— start Material —

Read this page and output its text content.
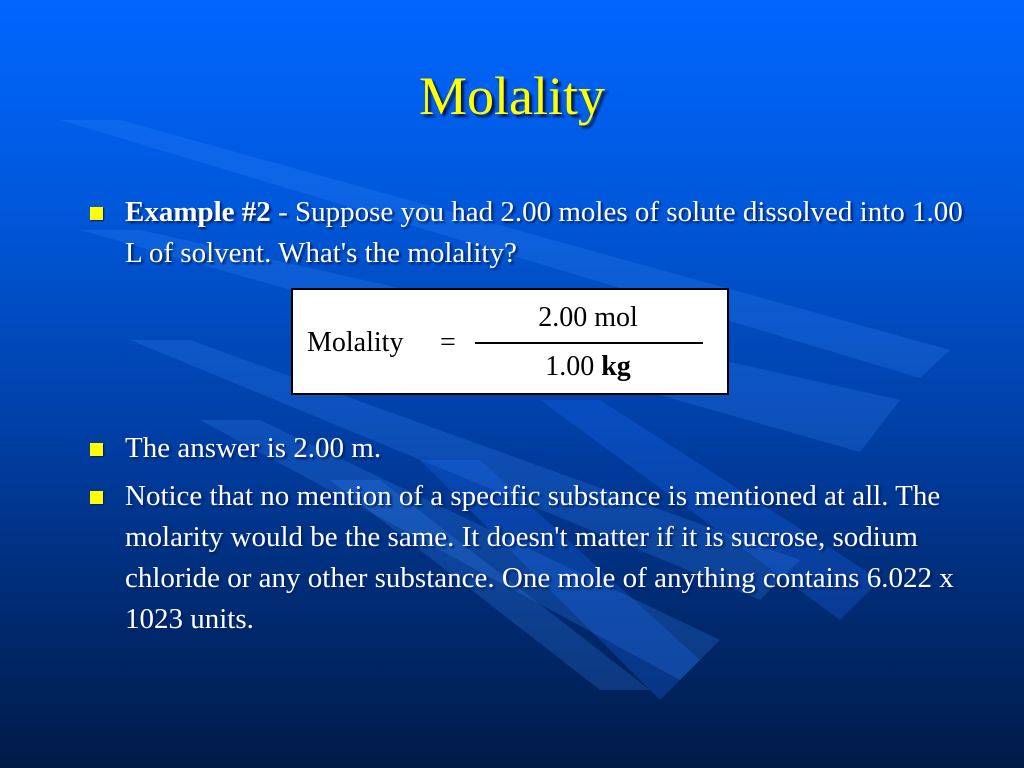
Molality
Example #2 - Suppose you had 2.00 moles of solute dissolved into 1.00 L of solvent. What's the molality?
Molality =
2.00 mol
1.00 kg
The answer is 2.00 m.
Notice that no mention of a specific substance is mentioned at all. The molarity would be the same. It doesn't matter if it is sucrose, sodium chloride or any other substance. One mole of anything contains 6.022 x 1023 units.
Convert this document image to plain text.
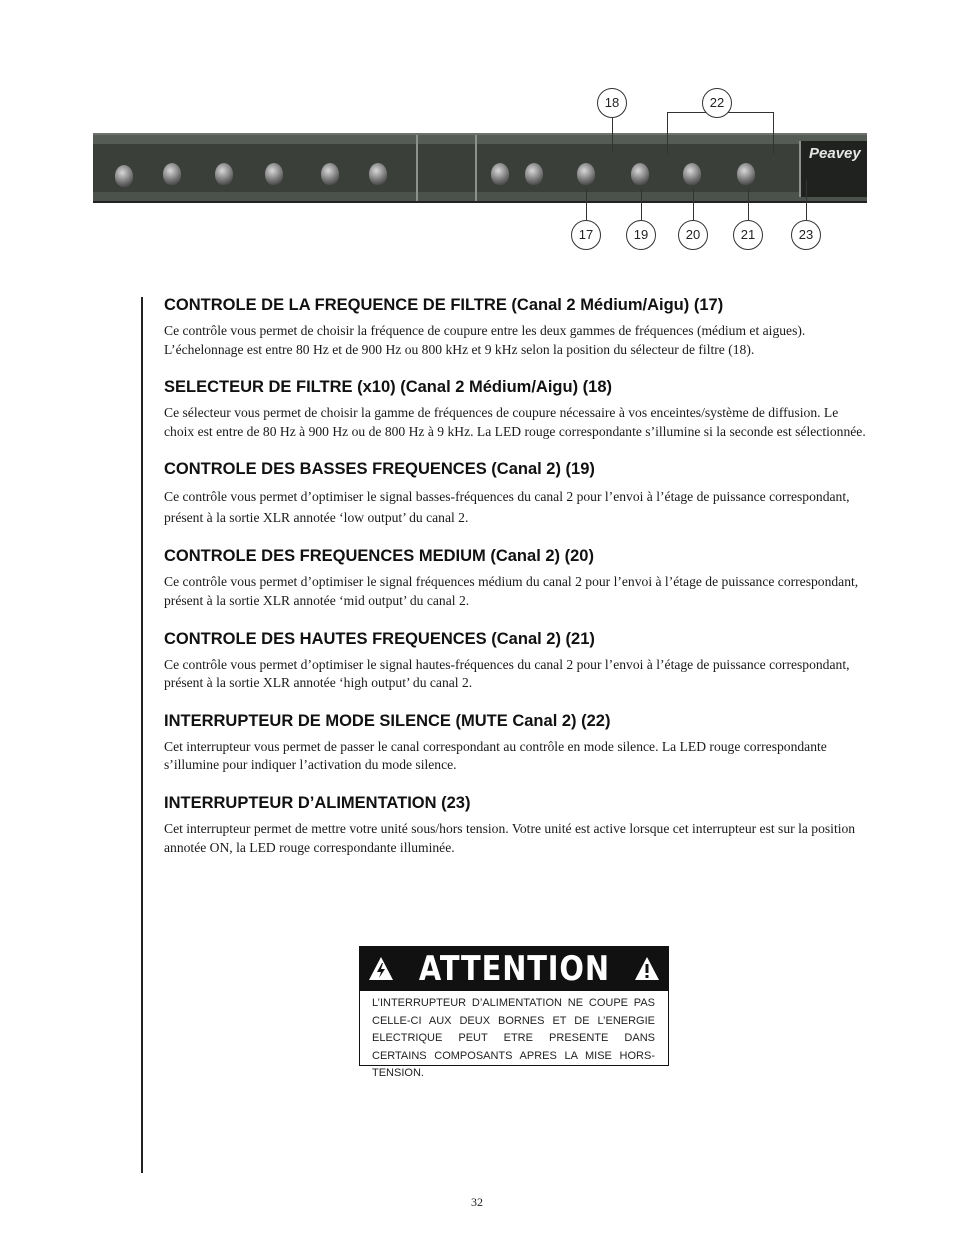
Peavey
18	22
17	19	20	21	23
CONTROLE DE LA FREQUENCE DE FILTRE (Canal 2 Médium/Aigu) (17)

Ce contrôle vous permet de choisir la fréquence de coupure entre les deux gammes de fréquences (médium et aigues). L’échelonnage est entre 80 Hz et de 900 Hz ou 800 kHz et 9 kHz selon la position du sélecteur de filtre (18).

SELECTEUR DE FILTRE (x10) (Canal 2 Médium/Aigu) (18)

Ce sélecteur vous permet de choisir la gamme de fréquences de coupure nécessaire à vos enceintes/système de diffusion. Le choix est entre de 80 Hz à 900 Hz ou de 800 Hz à 9 kHz. La LED rouge correspondante s’illumine si la seconde est sélectionnée.

CONTROLE DES BASSES FREQUENCES (Canal 2) (19)

Ce contrôle vous permet d’optimiser le signal basses-fréquences du canal 2 pour l’envoi à l’étage de puissance correspondant, présent à la sortie XLR annotée ‘low output’ du canal 2.

CONTROLE DES FREQUENCES MEDIUM (Canal 2) (20)

Ce contrôle vous permet d’optimiser le signal fréquences médium du canal 2 pour l’envoi à l’étage de puissance correspondant, présent à la sortie XLR annotée ‘mid output’ du canal 2.

CONTROLE DES HAUTES FREQUENCES (Canal 2) (21)

Ce contrôle vous permet d’optimiser le signal hautes-fréquences du canal 2 pour l’envoi à l’étage de puissance correspondant, présent à la sortie XLR annotée ‘high output’ du canal 2.

INTERRUPTEUR DE MODE SILENCE (MUTE Canal 2) (22)

Cet interrupteur vous permet de passer le canal correspondant au contrôle en mode silence. La LED rouge correspondante s’illumine pour indiquer l’activation du mode silence.

INTERRUPTEUR D’ALIMENTATION (23)

Cet interrupteur permet de mettre votre unité sous/hors tension. Votre unité est active lorsque cet interrupteur est sur la position annotée ON, la LED rouge correspondante illuminée.

ATTENTION
L’INTERRUPTEUR D’ALIMENTATION NE COUPE PAS CELLE-CI AUX DEUX BORNES ET DE L’ENERGIE ELECTRIQUE PEUT ETRE PRESENTE DANS CERTAINS COMPOSANTS APRES LA MISE HORS-TENSION.
32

— end Material —

● **Aim of the exercise**
Collect the complete line wherever the string "text" appears in the records.

● **Full answer**
Read this page and output its text content.
Convert this document image to plain text.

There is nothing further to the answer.